▶ [Work to be completed]:
Every record should be written out exactly, please.

[BEGIN]

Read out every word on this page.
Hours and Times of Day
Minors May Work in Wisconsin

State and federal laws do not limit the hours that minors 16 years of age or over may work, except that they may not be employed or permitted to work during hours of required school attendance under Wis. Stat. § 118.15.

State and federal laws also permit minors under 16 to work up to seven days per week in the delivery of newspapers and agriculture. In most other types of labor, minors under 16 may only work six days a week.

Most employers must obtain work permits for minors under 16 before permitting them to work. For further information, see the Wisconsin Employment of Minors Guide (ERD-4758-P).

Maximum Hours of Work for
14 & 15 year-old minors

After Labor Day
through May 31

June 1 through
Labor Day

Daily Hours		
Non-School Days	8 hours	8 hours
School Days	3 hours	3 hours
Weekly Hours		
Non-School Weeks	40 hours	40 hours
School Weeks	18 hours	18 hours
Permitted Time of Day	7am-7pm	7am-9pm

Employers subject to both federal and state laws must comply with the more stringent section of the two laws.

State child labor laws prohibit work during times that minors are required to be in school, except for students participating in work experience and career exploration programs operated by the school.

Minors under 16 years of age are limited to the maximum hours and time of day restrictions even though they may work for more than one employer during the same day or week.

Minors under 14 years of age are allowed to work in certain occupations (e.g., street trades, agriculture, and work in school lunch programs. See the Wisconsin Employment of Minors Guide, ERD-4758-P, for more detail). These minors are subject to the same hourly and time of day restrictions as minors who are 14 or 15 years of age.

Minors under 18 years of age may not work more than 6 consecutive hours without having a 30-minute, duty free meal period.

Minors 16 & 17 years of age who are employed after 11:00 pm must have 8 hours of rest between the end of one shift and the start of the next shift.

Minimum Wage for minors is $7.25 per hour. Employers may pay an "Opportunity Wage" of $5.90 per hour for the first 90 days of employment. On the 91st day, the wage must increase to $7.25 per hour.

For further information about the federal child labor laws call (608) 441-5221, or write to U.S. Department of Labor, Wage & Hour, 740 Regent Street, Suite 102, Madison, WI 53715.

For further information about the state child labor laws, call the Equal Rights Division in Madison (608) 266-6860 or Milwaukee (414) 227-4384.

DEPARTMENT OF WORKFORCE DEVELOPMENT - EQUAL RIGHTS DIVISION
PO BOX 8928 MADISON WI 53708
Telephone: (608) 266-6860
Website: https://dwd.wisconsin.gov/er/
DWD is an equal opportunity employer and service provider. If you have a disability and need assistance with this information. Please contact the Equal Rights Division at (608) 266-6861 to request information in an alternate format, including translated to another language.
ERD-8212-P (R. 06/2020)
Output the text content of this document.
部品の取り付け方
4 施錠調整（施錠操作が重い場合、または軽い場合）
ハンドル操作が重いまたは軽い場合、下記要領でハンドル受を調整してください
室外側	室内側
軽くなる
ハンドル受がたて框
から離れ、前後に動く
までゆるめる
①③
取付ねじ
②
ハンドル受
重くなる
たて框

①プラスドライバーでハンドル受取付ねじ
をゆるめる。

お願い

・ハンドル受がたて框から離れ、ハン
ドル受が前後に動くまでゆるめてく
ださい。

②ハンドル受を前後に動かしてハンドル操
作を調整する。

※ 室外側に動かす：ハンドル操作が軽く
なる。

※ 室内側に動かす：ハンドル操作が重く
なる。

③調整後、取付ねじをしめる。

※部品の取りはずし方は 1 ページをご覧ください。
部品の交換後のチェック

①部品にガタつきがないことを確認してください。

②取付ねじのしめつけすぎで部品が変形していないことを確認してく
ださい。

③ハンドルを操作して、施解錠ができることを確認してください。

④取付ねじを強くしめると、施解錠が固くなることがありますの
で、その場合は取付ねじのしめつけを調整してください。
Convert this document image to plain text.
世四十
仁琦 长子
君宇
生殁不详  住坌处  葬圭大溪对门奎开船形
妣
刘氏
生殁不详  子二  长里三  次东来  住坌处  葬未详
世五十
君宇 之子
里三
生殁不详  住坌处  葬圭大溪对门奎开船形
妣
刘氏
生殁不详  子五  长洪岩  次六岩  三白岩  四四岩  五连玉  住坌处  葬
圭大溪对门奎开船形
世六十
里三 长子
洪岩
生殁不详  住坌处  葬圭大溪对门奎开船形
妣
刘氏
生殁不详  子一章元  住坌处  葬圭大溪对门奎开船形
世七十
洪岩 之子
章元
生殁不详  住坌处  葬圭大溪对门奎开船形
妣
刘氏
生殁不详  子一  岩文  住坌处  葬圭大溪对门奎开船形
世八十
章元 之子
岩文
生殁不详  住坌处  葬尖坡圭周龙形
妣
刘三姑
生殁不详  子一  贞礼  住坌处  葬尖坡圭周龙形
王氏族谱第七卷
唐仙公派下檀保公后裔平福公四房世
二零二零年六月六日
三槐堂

[END]

▶ [Answer to the exercise]:
Read out every word on this page.
Hours and Times of Day
Minors May Work in Wisconsin

State and federal laws do not limit the hours that minors 16 years of age or over may work, except that they may not be employed or permitted to work during hours of required school attendance under Wis. Stat. § 118.15.

State and federal laws also permit minors under 16 to work up to seven days per week in the delivery of newspapers and agriculture. In most other types of labor, minors under 16 may only work six days a week.

Most employers must obtain work permits for minors under 16 before permitting them to work. For further information, see the Wisconsin Employment of Minors Guide (ERD-4758-P).

Maximum Hours of Work for
14 & 15 year-old minors

After Labor Day
through May 31

June 1 through
Labor Day

Daily Hours		
Non-School Days	8 hours	8 hours
School Days	3 hours	3 hours
Weekly Hours		
Non-School Weeks	40 hours	40 hours
School Weeks	18 hours	18 hours
Permitted Time of Day	7am-7pm	7am-9pm

Employers subject to both federal and state laws must comply with the more stringent section of the two laws.

State child labor laws prohibit work during times that minors are required to be in school, except for students participating in work experience and career exploration programs operated by the school.

Minors under 16 years of age are limited to the maximum hours and time of day restrictions even though they may work for more than one employer during the same day or week.

Minors under 14 years of age are allowed to work in certain occupations (e.g., street trades, agriculture, and work in school lunch programs. See the Wisconsin Employment of Minors Guide, ERD-4758-P, for more detail). These minors are subject to the same hourly and time of day restrictions as minors who are 14 or 15 years of age.

Minors under 18 years of age may not work more than 6 consecutive hours without having a 30-minute, duty free meal period.

Minors 16 & 17 years of age who are employed after 11:00 pm must have 8 hours of rest between the end of one shift and the start of the next shift.

Minimum Wage for minors is $7.25 per hour. Employers may pay an "Opportunity Wage" of $5.90 per hour for the first 90 days of employment. On the 91st day, the wage must increase to $7.25 per hour.

For further information about the federal child labor laws call (608) 441-5221, or write to U.S. Department of Labor, Wage & Hour, 740 Regent Street, Suite 102, Madison, WI 53715.

For further information about the state child labor laws, call the Equal Rights Division in Madison (608) 266-6860 or Milwaukee (414) 227-4384.

DEPARTMENT OF WORKFORCE DEVELOPMENT - EQUAL RIGHTS DIVISION
PO BOX 8928 MADISON WI 53708
Telephone: (608) 266-6860
Website: https://dwd.wisconsin.gov/er/
DWD is an equal opportunity employer and service provider. If you have a disability and need assistance with this information. Please contact the Equal Rights Division at (608) 266-6861 to request information in an alternate format, including translated to another language.
ERD-8212-P (R. 06/2020)
Output the text content of this document.
部品の取り付け方
4 施錠調整（施錠操作が重い場合、または軽い場合）
ハンドル操作が重いまたは軽い場合、下記要領でハンドル受を調整してください
室外側	室内側
軽くなる
ハンドル受がたて框
から離れ、前後に動く
までゆるめる
①③
取付ねじ
②
ハンドル受
重くなる
たて框

①プラスドライバーでハンドル受取付ねじ
をゆるめる。

お願い

・ハンドル受がたて框から離れ、ハン
ドル受が前後に動くまでゆるめてく
ださい。

②ハンドル受を前後に動かしてハンドル操
作を調整する。

※ 室外側に動かす：ハンドル操作が軽く
なる。

※ 室内側に動かす：ハンドル操作が重く
なる。

③調整後、取付ねじをしめる。

※部品の取りはずし方は 1 ページをご覧ください。
部品の交換後のチェック

①部品にガタつきがないことを確認してください。

②取付ねじのしめつけすぎで部品が変形していないことを確認してく
ださい。

③ハンドルを操作して、施解錠ができることを確認してください。

④取付ねじを強くしめると、施解錠が固くなることがありますの
で、その場合は取付ねじのしめつけを調整してください。
Convert this document image to plain text.
世四十
仁琦 长子
君宇
生殁不详  住坌处  葬圭大溪对门奎开船形
妣
刘氏
生殁不详  子二  长里三  次东来  住坌处  葬未详
世五十
君宇 之子
里三
生殁不详  住坌处  葬圭大溪对门奎开船形
妣
刘氏
生殁不详  子五  长洪岩  次六岩  三白岩  四四岩  五连玉  住坌处  葬
圭大溪对门奎开船形
世六十
里三 长子
洪岩
生殁不详  住坌处  葬圭大溪对门奎开船形
妣
刘氏
生殁不详  子一章元  住坌处  葬圭大溪对门奎开船形
世七十
洪岩 之子
章元
生殁不详  住坌处  葬圭大溪对门奎开船形
妣
刘氏
生殁不详  子一  岩文  住坌处  葬圭大溪对门奎开船形
世八十
章元 之子
岩文
生殁不详  住坌处  葬尖坡圭周龙形
妣
刘三姑
生殁不详  子一  贞礼  住坌处  葬尖坡圭周龙形
王氏族谱第七卷
唐仙公派下檀保公后裔平福公四房世
二零二零年六月六日
三槐堂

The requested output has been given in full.